## RECORDS FOR PROCESSING
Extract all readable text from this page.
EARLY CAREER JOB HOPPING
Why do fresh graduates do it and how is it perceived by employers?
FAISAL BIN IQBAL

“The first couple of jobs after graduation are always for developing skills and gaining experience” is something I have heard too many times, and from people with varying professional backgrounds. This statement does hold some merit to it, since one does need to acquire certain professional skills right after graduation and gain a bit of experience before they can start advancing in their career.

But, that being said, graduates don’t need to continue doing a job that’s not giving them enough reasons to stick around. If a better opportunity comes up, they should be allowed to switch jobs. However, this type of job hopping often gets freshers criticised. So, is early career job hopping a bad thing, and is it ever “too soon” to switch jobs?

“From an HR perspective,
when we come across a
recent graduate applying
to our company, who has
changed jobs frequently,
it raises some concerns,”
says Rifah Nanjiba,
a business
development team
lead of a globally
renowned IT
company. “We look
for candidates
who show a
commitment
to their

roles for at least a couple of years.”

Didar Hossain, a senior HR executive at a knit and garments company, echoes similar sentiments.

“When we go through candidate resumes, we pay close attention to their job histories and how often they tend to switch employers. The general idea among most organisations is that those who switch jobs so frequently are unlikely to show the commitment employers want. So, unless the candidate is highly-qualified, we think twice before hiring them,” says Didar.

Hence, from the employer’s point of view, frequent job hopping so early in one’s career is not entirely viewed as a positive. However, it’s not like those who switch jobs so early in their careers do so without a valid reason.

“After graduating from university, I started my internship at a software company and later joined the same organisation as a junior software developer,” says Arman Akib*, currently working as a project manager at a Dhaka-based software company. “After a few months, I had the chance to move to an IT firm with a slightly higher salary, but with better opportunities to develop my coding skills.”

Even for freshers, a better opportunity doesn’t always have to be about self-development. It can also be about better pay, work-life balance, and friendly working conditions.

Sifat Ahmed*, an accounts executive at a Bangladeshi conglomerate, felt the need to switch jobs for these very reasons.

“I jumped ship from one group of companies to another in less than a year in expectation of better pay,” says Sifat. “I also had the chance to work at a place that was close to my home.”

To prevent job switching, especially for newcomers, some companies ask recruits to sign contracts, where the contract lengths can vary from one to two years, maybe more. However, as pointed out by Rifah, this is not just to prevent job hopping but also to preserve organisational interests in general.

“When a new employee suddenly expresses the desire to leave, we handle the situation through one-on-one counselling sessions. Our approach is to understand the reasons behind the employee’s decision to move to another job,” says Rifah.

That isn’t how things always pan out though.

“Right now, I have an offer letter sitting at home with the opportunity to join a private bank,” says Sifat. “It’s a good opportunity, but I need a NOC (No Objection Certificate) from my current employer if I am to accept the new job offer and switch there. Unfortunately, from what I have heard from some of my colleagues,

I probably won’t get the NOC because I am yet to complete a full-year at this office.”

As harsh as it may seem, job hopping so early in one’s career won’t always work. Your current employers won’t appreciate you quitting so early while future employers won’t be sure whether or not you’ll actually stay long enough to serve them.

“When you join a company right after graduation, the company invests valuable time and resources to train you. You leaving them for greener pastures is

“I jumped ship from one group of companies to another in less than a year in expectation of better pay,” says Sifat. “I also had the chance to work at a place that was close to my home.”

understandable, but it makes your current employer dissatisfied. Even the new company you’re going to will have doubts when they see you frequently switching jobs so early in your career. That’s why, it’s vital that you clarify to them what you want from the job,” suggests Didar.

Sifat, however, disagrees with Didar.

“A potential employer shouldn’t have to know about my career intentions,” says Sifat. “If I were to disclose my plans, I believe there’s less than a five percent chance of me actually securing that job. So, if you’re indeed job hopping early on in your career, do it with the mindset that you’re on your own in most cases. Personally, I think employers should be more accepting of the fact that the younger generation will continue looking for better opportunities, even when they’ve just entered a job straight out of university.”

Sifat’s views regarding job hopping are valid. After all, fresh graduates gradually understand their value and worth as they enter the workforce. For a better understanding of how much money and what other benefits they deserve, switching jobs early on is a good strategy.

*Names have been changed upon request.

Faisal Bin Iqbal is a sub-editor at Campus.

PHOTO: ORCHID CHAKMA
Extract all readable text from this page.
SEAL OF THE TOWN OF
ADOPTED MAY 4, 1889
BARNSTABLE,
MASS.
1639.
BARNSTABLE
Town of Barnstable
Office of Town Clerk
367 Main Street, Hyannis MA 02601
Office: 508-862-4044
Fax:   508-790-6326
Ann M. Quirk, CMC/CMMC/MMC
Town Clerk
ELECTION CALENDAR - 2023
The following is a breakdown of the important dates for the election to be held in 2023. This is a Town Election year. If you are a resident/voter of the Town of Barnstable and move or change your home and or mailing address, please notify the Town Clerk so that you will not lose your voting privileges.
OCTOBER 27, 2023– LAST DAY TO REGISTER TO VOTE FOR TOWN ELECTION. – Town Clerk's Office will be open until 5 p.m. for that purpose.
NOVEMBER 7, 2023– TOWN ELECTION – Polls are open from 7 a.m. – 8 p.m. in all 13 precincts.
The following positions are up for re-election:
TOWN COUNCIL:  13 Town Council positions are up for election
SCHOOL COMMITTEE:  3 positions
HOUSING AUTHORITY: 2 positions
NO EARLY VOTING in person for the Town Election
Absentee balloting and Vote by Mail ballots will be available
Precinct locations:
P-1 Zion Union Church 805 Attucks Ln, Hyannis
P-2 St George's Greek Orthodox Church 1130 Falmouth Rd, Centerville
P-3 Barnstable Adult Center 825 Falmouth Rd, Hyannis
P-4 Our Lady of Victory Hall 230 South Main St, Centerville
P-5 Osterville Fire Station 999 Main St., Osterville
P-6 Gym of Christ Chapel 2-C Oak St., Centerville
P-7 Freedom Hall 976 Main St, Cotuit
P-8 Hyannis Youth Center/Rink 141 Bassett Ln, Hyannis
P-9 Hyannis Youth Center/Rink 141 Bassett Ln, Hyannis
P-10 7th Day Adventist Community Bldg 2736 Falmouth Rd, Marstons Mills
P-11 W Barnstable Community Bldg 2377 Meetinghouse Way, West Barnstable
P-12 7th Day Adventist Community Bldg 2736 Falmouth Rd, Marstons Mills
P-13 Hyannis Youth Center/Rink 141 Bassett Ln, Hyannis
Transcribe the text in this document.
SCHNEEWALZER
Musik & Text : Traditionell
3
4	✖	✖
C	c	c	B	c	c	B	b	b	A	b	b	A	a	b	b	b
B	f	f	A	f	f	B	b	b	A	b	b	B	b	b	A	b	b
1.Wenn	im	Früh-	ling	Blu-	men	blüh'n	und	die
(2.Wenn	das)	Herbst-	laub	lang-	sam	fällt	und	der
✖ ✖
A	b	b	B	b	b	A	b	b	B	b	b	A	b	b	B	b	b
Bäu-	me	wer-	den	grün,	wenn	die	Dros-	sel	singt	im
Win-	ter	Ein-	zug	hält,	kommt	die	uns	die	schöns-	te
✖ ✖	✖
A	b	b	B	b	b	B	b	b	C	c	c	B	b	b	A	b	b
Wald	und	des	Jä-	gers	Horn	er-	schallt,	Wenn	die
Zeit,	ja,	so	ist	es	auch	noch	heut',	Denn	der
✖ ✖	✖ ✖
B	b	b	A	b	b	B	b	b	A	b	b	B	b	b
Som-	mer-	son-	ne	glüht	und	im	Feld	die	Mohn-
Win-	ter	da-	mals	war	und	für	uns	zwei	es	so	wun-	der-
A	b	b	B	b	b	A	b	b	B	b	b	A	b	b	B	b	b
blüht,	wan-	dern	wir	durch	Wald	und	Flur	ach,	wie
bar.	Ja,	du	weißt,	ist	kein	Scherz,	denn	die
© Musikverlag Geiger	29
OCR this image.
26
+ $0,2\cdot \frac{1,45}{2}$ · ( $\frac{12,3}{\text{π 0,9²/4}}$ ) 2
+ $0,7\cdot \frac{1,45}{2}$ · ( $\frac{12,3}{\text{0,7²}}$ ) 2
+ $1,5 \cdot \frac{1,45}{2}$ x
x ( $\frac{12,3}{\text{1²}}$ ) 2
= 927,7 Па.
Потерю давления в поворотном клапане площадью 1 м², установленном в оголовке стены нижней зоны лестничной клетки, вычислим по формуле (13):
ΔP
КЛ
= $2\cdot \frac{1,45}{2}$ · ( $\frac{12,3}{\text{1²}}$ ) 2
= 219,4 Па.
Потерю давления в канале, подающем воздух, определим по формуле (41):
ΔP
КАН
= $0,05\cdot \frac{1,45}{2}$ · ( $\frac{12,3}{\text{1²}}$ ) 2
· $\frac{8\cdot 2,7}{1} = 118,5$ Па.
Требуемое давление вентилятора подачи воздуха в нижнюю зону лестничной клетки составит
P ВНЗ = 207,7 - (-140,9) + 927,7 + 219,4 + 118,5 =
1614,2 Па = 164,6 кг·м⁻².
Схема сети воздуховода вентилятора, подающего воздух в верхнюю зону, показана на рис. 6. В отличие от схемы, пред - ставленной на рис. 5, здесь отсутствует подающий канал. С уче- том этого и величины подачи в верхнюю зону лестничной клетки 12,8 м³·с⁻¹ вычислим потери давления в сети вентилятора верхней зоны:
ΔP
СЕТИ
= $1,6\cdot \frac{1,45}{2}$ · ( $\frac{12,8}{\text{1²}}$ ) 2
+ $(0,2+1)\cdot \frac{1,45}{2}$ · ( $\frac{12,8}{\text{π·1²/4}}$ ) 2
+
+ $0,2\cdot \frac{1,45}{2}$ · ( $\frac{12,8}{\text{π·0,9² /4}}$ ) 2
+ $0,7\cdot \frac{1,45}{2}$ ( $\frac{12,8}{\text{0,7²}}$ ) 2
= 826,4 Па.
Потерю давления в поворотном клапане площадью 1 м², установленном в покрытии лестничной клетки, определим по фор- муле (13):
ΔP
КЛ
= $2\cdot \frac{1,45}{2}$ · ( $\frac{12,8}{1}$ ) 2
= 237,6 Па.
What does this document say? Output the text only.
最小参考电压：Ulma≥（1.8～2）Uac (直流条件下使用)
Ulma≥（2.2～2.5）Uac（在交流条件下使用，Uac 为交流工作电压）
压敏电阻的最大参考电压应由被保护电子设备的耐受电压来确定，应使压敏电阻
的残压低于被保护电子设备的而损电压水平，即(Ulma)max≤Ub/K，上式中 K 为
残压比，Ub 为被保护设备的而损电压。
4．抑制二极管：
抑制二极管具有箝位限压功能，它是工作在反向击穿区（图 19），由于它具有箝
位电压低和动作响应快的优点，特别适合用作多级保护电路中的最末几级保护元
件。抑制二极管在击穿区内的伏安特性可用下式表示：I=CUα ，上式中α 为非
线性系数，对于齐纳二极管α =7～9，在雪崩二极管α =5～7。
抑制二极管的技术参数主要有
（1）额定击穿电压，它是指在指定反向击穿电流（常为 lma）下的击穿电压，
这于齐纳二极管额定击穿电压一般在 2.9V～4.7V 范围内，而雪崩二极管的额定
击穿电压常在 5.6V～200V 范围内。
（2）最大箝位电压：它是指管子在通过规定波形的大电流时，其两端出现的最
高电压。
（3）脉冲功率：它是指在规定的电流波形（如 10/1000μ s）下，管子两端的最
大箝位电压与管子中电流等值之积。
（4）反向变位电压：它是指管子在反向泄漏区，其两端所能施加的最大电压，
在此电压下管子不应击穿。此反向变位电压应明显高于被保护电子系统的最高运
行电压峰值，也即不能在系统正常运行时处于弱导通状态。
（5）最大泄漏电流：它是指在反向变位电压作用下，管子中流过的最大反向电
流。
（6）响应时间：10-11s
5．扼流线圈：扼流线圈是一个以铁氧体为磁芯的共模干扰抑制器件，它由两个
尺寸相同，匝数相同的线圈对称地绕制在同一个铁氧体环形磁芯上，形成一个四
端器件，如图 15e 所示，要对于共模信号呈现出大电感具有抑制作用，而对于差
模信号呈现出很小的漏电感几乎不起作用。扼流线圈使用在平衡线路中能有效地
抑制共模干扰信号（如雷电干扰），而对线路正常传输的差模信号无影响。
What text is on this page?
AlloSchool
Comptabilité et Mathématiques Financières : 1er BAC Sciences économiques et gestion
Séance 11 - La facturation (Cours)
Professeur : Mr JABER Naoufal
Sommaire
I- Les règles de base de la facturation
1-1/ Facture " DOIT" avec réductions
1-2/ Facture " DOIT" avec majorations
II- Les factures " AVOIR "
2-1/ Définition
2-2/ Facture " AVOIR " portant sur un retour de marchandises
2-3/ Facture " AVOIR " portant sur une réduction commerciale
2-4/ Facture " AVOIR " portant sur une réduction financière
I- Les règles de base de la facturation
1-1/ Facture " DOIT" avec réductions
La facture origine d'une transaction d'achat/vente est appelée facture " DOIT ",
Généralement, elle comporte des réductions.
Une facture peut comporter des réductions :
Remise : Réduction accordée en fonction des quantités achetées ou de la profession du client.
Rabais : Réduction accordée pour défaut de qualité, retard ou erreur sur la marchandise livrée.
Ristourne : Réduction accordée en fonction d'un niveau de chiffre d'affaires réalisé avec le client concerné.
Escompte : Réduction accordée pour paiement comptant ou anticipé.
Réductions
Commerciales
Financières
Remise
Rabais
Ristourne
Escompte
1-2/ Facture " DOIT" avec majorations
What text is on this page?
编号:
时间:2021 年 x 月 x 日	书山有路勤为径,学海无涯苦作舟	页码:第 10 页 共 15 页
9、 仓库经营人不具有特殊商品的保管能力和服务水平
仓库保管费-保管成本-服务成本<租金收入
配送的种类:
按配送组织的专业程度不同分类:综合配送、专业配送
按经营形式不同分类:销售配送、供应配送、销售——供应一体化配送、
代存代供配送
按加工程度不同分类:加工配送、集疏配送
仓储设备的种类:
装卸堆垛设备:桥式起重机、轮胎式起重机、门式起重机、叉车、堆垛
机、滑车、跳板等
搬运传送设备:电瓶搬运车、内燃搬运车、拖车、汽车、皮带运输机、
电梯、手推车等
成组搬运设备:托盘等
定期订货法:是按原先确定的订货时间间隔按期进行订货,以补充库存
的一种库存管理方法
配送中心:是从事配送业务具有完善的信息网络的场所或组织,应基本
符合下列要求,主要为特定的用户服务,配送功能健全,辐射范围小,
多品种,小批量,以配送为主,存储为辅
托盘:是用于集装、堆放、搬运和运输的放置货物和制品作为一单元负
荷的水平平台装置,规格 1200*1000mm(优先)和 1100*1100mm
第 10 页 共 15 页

## WRITTEN PROBLEM
Out of the material above, select every line that holds the string "определим".

## SOLVED EXERCISE
Потерю давления в канале, подающем воздух, определим по формуле (41):
Потерю давления в поворотном клапане площадью 1 м², установленном в покрытии лестничной клетки, определим по фор- муле (13):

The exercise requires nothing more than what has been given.